» DO THIS: A single number is the answer here: how many lines of the entries contain "Language"?

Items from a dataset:
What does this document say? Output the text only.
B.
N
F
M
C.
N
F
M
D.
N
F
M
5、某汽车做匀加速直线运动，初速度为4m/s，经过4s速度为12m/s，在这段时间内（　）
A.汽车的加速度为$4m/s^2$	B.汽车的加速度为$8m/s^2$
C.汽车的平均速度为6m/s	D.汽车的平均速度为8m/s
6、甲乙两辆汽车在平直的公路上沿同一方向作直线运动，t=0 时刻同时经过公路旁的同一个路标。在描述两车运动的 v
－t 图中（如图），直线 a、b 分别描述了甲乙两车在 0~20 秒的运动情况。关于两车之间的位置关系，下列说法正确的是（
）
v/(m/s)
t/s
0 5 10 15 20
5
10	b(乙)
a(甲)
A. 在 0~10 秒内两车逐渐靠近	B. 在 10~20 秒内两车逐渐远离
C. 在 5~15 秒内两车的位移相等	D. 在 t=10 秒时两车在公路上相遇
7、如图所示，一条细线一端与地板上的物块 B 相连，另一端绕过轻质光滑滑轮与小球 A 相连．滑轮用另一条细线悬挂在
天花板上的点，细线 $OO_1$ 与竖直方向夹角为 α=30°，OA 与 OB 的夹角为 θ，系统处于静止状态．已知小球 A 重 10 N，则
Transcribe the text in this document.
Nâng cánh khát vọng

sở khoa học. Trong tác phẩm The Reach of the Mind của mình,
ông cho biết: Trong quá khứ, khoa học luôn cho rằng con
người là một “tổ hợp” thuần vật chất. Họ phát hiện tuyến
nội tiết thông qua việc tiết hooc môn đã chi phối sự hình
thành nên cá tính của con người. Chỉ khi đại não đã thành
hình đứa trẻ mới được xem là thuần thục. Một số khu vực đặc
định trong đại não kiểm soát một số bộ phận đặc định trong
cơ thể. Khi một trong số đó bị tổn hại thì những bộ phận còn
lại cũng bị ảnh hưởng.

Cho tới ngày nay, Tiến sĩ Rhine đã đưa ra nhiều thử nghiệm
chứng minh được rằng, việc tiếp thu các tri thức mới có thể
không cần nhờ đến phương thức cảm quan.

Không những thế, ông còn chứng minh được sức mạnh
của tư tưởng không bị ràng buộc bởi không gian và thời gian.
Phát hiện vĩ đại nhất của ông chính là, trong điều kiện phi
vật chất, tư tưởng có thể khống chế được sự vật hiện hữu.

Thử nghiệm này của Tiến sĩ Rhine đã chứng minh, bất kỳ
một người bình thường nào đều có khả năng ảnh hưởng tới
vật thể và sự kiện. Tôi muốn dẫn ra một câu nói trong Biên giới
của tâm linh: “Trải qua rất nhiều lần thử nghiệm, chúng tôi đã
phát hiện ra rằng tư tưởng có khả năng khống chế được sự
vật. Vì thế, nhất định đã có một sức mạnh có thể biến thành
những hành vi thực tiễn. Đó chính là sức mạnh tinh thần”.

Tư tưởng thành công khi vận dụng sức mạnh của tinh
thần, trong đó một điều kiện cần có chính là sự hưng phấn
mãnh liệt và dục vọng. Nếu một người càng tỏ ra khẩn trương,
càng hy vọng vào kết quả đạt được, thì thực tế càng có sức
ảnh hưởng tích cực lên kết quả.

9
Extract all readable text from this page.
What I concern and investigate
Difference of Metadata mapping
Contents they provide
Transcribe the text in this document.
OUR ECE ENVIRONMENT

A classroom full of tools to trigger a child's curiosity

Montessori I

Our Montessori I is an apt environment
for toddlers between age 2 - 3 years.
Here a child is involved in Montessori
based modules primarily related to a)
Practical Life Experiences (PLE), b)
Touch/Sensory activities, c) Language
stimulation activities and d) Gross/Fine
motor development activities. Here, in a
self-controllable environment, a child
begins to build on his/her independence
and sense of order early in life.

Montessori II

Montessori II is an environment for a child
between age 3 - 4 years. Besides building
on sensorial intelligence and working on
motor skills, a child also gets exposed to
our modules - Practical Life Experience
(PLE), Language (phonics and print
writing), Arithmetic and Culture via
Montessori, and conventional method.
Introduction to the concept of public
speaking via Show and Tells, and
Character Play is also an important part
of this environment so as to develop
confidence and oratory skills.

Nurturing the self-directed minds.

» WRITTEN REPLY: 2